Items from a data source
━━━━━━━━━━━━━━━━━━━━
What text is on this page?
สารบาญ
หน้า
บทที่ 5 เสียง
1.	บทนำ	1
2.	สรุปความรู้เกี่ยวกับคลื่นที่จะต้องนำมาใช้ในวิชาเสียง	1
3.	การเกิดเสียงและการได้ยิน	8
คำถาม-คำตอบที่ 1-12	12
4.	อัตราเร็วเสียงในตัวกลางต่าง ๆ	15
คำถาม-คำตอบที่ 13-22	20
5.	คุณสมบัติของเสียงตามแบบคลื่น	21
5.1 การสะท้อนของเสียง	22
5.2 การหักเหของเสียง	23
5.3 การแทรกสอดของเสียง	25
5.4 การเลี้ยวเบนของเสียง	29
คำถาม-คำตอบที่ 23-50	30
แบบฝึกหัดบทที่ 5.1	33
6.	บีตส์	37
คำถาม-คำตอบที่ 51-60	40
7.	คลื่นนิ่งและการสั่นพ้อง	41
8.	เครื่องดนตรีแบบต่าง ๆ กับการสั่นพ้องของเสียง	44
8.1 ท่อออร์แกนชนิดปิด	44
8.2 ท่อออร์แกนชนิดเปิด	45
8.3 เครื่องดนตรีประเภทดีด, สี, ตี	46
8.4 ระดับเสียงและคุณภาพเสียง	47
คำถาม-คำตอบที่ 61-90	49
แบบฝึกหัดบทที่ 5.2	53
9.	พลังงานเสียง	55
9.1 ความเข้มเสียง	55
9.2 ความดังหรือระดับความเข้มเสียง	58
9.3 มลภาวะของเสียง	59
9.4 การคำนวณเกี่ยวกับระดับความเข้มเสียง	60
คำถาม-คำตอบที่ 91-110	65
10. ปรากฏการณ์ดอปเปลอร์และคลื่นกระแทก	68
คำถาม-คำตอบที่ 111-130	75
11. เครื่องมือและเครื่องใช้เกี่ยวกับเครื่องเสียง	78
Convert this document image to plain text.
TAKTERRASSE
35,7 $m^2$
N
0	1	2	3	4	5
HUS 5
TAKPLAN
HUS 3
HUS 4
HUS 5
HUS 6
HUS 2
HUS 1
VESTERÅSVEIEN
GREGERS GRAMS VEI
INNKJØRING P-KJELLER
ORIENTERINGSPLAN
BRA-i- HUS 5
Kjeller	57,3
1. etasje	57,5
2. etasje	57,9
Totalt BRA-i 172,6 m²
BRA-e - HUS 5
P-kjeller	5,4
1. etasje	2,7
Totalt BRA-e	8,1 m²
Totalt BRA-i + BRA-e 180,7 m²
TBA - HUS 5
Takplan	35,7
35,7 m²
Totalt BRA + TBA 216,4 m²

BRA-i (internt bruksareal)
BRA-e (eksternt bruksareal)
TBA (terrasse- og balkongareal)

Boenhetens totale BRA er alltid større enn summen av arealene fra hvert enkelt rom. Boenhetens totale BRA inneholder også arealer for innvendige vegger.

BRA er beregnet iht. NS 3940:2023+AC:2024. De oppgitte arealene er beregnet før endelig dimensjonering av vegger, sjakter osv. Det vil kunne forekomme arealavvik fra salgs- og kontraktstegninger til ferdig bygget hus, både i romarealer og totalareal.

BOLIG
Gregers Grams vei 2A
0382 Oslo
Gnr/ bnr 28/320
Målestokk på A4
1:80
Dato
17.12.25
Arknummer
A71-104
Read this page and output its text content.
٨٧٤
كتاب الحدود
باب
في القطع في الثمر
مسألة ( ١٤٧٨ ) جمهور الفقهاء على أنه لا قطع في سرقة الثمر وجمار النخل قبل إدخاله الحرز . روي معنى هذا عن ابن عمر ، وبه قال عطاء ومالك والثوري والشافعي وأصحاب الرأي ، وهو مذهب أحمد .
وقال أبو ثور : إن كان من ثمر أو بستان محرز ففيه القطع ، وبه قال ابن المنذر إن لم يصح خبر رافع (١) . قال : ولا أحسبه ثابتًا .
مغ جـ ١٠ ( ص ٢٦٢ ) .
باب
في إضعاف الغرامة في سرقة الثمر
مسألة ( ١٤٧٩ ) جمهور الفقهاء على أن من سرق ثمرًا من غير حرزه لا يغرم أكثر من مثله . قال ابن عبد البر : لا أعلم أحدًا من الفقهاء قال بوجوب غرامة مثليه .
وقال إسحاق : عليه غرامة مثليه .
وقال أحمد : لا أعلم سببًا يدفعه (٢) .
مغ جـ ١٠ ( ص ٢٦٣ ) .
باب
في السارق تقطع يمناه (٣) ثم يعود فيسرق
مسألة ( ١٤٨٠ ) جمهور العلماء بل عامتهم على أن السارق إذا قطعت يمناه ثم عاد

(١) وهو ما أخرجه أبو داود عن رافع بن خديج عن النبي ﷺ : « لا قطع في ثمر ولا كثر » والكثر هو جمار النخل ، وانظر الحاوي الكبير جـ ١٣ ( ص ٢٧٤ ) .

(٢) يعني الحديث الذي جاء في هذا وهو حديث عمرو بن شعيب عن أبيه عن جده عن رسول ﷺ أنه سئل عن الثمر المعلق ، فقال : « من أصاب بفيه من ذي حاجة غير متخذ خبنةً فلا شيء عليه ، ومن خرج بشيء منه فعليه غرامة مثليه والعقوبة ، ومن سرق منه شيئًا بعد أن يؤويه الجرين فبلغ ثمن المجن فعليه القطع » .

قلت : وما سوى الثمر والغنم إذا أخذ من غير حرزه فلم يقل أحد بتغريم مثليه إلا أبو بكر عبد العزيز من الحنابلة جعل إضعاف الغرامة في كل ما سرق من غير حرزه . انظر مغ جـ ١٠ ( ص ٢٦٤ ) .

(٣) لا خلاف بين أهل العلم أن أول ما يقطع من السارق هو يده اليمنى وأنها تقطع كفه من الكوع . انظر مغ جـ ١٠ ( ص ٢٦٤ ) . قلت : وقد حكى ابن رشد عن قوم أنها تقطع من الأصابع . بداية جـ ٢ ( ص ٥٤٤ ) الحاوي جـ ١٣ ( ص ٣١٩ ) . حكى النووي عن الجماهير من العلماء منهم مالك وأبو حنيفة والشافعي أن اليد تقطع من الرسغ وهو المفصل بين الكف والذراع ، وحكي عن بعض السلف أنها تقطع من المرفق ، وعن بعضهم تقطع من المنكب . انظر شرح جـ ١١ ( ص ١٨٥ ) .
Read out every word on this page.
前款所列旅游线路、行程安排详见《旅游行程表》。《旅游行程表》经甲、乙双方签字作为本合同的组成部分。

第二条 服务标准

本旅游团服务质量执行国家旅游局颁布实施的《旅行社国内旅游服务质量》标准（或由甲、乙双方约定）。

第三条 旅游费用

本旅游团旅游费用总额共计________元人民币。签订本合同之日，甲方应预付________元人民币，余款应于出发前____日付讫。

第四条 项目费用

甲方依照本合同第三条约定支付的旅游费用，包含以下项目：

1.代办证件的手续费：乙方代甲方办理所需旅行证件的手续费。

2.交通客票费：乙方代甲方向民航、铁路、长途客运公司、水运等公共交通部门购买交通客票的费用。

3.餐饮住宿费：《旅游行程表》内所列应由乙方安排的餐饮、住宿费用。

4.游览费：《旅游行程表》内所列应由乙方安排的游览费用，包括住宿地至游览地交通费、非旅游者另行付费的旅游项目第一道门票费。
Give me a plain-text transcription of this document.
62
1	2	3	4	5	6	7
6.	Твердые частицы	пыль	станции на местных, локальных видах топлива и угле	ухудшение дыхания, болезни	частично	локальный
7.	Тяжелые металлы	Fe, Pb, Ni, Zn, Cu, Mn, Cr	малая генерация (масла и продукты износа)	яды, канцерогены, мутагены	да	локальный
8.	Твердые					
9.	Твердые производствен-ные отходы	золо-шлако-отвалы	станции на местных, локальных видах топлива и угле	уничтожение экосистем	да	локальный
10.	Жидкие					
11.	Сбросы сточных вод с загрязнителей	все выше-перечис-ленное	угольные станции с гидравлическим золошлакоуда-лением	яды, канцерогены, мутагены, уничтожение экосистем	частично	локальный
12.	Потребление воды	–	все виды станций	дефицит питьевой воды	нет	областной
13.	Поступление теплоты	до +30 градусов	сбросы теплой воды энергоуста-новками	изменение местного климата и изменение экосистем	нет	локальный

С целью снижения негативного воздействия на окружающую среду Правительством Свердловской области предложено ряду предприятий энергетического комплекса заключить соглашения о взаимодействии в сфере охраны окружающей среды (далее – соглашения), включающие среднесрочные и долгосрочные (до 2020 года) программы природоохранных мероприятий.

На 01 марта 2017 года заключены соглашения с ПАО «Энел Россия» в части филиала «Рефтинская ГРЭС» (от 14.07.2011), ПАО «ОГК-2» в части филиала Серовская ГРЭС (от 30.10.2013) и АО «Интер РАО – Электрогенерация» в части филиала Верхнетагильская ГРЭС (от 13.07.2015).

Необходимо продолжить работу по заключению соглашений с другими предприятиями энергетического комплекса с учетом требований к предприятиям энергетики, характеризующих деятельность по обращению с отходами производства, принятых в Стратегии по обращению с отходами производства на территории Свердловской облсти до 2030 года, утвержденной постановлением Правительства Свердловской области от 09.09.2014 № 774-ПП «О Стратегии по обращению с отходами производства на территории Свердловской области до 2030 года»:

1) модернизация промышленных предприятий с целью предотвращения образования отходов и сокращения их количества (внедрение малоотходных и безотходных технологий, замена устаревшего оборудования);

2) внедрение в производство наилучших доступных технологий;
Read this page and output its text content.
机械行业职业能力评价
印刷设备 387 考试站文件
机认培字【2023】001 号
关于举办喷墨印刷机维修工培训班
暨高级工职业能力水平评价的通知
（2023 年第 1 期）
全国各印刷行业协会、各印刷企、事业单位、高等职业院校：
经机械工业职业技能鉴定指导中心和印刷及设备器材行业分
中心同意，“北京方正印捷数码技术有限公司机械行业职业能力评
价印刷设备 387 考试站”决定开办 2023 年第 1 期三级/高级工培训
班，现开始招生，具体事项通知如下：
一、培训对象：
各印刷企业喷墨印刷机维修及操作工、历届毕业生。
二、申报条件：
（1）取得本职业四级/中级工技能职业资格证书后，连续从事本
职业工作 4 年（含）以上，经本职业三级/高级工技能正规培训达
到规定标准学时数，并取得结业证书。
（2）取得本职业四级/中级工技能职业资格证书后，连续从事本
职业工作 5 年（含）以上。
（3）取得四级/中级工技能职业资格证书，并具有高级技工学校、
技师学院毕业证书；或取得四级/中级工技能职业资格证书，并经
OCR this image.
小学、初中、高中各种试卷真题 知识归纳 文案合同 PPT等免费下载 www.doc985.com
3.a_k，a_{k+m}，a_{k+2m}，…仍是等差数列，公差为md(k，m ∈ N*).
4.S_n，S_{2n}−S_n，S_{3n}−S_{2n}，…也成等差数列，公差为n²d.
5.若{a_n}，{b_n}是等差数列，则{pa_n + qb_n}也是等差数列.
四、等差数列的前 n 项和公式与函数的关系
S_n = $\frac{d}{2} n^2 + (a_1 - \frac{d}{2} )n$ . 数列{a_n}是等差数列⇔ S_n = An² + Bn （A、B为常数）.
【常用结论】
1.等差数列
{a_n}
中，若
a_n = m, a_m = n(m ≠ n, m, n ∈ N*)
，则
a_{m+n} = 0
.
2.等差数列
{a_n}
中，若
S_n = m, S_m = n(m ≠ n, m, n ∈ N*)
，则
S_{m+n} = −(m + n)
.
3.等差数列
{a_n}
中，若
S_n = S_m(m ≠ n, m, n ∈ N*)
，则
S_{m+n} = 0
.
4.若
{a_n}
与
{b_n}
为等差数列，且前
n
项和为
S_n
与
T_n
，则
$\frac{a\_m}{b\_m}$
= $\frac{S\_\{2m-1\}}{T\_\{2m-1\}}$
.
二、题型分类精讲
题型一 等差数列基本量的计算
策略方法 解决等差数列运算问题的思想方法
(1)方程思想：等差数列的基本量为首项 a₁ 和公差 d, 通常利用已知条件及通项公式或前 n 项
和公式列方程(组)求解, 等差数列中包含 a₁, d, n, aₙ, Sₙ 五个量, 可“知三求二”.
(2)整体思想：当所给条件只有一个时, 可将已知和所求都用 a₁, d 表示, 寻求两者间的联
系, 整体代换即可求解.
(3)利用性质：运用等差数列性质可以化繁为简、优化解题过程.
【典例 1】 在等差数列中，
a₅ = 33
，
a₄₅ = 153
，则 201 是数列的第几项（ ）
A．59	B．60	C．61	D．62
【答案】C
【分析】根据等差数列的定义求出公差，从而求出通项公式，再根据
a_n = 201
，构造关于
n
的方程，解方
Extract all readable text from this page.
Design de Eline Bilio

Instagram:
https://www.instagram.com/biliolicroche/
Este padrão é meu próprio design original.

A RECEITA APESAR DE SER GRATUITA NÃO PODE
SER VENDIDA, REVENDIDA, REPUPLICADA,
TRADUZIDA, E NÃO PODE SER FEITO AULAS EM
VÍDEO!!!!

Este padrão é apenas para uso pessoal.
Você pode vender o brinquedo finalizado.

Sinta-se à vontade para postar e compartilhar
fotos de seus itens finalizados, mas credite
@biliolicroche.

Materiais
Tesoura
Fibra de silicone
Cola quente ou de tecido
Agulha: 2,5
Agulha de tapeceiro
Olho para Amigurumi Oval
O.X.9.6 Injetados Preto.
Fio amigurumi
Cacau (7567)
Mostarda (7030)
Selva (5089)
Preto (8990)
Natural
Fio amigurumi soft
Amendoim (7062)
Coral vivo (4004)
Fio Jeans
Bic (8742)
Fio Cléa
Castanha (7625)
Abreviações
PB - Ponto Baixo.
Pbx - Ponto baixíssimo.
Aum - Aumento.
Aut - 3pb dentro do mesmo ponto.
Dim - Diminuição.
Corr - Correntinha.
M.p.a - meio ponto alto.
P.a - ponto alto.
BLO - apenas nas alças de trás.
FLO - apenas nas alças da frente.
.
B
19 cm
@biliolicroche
━━━━━━━━━━━━━━━━━━━━
▸ **EXERCISE DESCRIPTION**
Search the data for the string "bruksareal". List each line that has it.

▸ **RESPONSE**
BRA-i (internt bruksareal)
BRA-e (eksternt bruksareal)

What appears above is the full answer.